*Aim of the task*.
Copy every line that contains the string "JSON" from the entries below.

*Listing*.
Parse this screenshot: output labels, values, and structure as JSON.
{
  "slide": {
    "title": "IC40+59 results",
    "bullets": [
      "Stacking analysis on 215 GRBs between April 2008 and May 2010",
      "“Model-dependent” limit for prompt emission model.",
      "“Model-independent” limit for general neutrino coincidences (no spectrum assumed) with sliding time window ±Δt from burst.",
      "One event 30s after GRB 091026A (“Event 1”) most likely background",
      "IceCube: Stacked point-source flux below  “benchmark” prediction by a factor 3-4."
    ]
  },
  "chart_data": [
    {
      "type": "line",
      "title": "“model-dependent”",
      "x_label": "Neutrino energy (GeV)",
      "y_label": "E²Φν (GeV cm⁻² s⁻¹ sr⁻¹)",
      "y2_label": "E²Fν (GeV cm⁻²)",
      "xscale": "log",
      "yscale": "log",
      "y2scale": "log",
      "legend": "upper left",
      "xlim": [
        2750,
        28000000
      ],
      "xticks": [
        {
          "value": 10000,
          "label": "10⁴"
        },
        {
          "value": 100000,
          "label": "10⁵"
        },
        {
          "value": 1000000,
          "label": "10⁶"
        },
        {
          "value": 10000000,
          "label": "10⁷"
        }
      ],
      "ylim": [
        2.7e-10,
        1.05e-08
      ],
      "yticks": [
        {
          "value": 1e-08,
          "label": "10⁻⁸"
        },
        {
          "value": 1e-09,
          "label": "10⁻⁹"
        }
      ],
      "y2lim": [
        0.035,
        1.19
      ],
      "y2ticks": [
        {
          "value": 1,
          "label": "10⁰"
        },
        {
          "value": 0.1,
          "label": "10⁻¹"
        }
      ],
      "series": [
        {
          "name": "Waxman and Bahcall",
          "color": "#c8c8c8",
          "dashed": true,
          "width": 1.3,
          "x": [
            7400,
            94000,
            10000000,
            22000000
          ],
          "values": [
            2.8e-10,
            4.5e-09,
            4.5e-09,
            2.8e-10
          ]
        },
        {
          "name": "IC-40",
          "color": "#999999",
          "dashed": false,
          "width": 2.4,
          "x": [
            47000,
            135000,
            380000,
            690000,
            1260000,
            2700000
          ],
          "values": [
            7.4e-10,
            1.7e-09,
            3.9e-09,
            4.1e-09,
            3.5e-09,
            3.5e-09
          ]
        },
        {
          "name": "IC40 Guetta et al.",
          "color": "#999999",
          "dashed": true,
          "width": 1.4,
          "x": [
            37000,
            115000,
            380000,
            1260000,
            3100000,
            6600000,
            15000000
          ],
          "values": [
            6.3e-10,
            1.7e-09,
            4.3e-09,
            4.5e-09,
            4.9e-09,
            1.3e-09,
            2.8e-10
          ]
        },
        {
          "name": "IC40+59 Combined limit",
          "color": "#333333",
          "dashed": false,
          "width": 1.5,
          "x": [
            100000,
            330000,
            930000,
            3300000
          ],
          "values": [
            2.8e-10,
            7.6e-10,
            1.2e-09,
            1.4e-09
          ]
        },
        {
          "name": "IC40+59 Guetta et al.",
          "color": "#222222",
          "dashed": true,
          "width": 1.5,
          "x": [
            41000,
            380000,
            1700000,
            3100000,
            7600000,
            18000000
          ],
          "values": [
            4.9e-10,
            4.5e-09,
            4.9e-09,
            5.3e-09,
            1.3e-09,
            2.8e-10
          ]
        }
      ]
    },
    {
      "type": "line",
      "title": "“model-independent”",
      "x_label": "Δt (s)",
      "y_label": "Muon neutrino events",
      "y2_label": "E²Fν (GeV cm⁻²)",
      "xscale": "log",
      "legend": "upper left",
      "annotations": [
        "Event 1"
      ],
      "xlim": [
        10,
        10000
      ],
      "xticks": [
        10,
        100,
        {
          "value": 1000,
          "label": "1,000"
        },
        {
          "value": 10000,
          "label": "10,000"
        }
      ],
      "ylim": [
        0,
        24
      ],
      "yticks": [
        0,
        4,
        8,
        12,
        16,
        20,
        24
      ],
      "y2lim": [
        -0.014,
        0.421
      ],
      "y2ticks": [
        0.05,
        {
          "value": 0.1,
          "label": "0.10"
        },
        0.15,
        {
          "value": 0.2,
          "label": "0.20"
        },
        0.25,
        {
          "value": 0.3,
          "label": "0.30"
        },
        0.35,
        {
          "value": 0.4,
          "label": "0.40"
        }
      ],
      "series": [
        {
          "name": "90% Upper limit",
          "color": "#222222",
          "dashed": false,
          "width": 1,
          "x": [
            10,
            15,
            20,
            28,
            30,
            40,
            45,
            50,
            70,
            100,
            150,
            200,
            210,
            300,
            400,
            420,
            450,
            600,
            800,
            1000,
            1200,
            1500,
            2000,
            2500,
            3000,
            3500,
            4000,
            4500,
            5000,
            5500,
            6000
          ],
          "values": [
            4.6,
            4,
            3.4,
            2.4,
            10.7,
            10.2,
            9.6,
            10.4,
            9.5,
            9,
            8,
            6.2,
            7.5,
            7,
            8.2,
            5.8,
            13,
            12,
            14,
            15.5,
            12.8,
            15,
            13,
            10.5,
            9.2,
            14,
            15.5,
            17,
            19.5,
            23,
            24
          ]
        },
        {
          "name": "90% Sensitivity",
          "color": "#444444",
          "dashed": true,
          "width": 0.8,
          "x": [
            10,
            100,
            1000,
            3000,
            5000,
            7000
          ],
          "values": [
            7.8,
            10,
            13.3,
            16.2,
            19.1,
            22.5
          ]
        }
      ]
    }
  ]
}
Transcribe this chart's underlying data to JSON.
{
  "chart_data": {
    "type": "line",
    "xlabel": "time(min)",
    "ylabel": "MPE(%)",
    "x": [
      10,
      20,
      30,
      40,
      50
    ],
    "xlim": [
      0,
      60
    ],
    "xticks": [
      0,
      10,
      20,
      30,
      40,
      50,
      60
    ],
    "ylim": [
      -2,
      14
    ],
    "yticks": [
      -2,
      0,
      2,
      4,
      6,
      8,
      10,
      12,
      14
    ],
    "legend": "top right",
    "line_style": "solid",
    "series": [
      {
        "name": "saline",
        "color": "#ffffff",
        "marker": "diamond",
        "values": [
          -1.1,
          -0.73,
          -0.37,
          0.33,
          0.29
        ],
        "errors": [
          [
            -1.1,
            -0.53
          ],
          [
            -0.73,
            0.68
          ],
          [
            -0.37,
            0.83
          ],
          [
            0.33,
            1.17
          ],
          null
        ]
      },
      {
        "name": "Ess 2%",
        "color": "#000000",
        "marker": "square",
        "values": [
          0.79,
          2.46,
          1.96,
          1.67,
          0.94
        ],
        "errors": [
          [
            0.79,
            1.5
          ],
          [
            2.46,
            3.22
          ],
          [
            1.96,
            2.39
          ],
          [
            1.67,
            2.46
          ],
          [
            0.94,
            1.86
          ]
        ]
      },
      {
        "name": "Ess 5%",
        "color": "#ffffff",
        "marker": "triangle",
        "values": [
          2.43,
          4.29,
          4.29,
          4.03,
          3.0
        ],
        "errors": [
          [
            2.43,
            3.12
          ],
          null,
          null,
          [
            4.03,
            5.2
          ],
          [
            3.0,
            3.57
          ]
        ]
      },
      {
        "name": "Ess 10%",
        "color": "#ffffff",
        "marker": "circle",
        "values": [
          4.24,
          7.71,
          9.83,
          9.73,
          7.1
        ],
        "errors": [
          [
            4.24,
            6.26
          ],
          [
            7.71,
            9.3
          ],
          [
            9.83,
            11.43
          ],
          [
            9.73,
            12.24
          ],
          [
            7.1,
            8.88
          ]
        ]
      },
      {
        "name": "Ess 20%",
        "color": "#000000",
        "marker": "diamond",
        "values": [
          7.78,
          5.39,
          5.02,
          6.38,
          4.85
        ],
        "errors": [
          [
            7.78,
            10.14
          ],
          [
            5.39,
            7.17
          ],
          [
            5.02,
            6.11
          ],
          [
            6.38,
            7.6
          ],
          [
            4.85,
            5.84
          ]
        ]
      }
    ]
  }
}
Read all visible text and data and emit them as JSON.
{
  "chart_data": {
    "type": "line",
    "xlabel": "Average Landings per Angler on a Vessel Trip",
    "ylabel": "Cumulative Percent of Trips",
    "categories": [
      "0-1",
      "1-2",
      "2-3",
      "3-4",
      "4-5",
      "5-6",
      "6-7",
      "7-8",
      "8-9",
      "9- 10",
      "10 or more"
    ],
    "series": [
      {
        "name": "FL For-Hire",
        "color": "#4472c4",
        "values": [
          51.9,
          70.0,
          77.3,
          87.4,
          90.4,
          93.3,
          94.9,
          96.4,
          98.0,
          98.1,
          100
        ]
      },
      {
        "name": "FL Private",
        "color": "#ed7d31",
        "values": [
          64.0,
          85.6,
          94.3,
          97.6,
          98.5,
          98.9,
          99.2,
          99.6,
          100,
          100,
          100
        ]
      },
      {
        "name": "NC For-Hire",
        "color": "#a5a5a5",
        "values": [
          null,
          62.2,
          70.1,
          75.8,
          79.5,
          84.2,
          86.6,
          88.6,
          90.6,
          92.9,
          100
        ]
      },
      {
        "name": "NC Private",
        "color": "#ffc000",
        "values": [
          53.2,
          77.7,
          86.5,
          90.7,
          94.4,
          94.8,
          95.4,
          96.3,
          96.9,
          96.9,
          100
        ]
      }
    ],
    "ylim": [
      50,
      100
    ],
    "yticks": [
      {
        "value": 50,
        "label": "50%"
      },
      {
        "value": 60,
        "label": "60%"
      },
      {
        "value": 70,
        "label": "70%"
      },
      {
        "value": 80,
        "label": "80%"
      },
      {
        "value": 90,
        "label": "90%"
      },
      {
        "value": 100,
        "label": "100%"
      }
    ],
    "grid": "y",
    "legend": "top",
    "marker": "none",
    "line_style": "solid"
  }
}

*Worked answer*.
Parse this screenshot: output labels, values, and structure as JSON.
Transcribe this chart's underlying data to JSON.
Read all visible text and data and emit them as JSON.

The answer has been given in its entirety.